## Records for the exercise
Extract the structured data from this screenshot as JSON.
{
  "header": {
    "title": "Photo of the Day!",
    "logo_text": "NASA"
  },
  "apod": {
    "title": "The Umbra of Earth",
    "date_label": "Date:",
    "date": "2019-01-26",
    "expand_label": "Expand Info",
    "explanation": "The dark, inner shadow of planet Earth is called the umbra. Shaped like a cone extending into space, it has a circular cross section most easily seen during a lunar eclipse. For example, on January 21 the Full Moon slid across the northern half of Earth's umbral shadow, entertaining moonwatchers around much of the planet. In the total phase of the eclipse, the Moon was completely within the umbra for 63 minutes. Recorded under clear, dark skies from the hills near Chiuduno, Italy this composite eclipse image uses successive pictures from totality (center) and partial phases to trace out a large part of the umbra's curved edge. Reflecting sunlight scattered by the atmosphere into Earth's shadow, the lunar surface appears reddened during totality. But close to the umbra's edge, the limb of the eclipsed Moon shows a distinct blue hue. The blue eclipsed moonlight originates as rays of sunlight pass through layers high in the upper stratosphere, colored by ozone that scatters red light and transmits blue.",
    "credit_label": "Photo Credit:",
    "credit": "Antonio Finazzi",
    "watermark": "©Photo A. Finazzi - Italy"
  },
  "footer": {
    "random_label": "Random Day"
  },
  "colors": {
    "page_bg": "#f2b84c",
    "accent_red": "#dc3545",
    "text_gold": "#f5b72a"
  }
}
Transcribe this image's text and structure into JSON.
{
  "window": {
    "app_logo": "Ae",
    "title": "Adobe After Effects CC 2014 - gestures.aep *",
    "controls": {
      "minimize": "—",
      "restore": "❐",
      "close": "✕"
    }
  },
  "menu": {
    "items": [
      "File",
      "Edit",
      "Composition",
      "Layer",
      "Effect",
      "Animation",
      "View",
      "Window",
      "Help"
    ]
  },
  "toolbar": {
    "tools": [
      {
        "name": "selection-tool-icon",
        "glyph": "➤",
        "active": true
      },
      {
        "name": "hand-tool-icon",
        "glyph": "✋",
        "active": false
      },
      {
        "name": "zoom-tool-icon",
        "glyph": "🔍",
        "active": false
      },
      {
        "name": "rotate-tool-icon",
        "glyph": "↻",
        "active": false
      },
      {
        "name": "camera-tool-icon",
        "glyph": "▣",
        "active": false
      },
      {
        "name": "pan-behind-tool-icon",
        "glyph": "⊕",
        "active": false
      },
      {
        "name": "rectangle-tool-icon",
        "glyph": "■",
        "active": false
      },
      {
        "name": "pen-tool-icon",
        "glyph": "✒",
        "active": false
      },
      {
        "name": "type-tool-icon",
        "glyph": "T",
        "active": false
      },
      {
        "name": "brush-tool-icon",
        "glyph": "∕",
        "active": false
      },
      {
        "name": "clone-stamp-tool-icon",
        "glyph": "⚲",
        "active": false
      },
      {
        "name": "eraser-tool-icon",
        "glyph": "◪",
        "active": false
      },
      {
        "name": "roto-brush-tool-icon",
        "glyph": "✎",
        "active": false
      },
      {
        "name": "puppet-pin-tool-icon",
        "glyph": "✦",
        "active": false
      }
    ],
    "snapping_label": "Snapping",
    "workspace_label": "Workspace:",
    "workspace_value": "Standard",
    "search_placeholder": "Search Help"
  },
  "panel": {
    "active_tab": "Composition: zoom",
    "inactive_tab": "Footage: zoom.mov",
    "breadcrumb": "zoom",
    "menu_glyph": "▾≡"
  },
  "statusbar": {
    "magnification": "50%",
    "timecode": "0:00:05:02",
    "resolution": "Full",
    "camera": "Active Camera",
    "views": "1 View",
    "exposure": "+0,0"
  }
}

## To be done
Please restate the whole listing word for word.

## Result of the task
Extract the structured data from this screenshot as JSON.
{
  "header": {
    "title": "Photo of the Day!",
    "logo_text": "NASA"
  },
  "apod": {
    "title": "The Umbra of Earth",
    "date_label": "Date:",
    "date": "2019-01-26",
    "expand_label": "Expand Info",
    "explanation": "The dark, inner shadow of planet Earth is called the umbra. Shaped like a cone extending into space, it has a circular cross section most easily seen during a lunar eclipse. For example, on January 21 the Full Moon slid across the northern half of Earth's umbral shadow, entertaining moonwatchers around much of the planet. In the total phase of the eclipse, the Moon was completely within the umbra for 63 minutes. Recorded under clear, dark skies from the hills near Chiuduno, Italy this composite eclipse image uses successive pictures from totality (center) and partial phases to trace out a large part of the umbra's curved edge. Reflecting sunlight scattered by the atmosphere into Earth's shadow, the lunar surface appears reddened during totality. But close to the umbra's edge, the limb of the eclipsed Moon shows a distinct blue hue. The blue eclipsed moonlight originates as rays of sunlight pass through layers high in the upper stratosphere, colored by ozone that scatters red light and transmits blue.",
    "credit_label": "Photo Credit:",
    "credit": "Antonio Finazzi",
    "watermark": "©Photo A. Finazzi - Italy"
  },
  "footer": {
    "random_label": "Random Day"
  },
  "colors": {
    "page_bg": "#f2b84c",
    "accent_red": "#dc3545",
    "text_gold": "#f5b72a"
  }
}
Transcribe this image's text and structure into JSON.
{
  "window": {
    "app_logo": "Ae",
    "title": "Adobe After Effects CC 2014 - gestures.aep *",
    "controls": {
      "minimize": "—",
      "restore": "❐",
      "close": "✕"
    }
  },
  "menu": {
    "items": [
      "File",
      "Edit",
      "Composition",
      "Layer",
      "Effect",
      "Animation",
      "View",
      "Window",
      "Help"
    ]
  },
  "toolbar": {
    "tools": [
      {
        "name": "selection-tool-icon",
        "glyph": "➤",
        "active": true
      },
      {
        "name": "hand-tool-icon",
        "glyph": "✋",
        "active": false
      },
      {
        "name": "zoom-tool-icon",
        "glyph": "🔍",
        "active": false
      },
      {
        "name": "rotate-tool-icon",
        "glyph": "↻",
        "active": false
      },
      {
        "name": "camera-tool-icon",
        "glyph": "▣",
        "active": false
      },
      {
        "name": "pan-behind-tool-icon",
        "glyph": "⊕",
        "active": false
      },
      {
        "name": "rectangle-tool-icon",
        "glyph": "■",
        "active": false
      },
      {
        "name": "pen-tool-icon",
        "glyph": "✒",
        "active": false
      },
      {
        "name": "type-tool-icon",
        "glyph": "T",
        "active": false
      },
      {
        "name": "brush-tool-icon",
        "glyph": "∕",
        "active": false
      },
      {
        "name": "clone-stamp-tool-icon",
        "glyph": "⚲",
        "active": false
      },
      {
        "name": "eraser-tool-icon",
        "glyph": "◪",
        "active": false
      },
      {
        "name": "roto-brush-tool-icon",
        "glyph": "✎",
        "active": false
      },
      {
        "name": "puppet-pin-tool-icon",
        "glyph": "✦",
        "active": false
      }
    ],
    "snapping_label": "Snapping",
    "workspace_label": "Workspace:",
    "workspace_value": "Standard",
    "search_placeholder": "Search Help"
  },
  "panel": {
    "active_tab": "Composition: zoom",
    "inactive_tab": "Footage: zoom.mov",
    "breadcrumb": "zoom",
    "menu_glyph": "▾≡"
  },
  "statusbar": {
    "magnification": "50%",
    "timecode": "0:00:05:02",
    "resolution": "Full",
    "camera": "Active Camera",
    "views": "1 View",
    "exposure": "+0,0"
  }
}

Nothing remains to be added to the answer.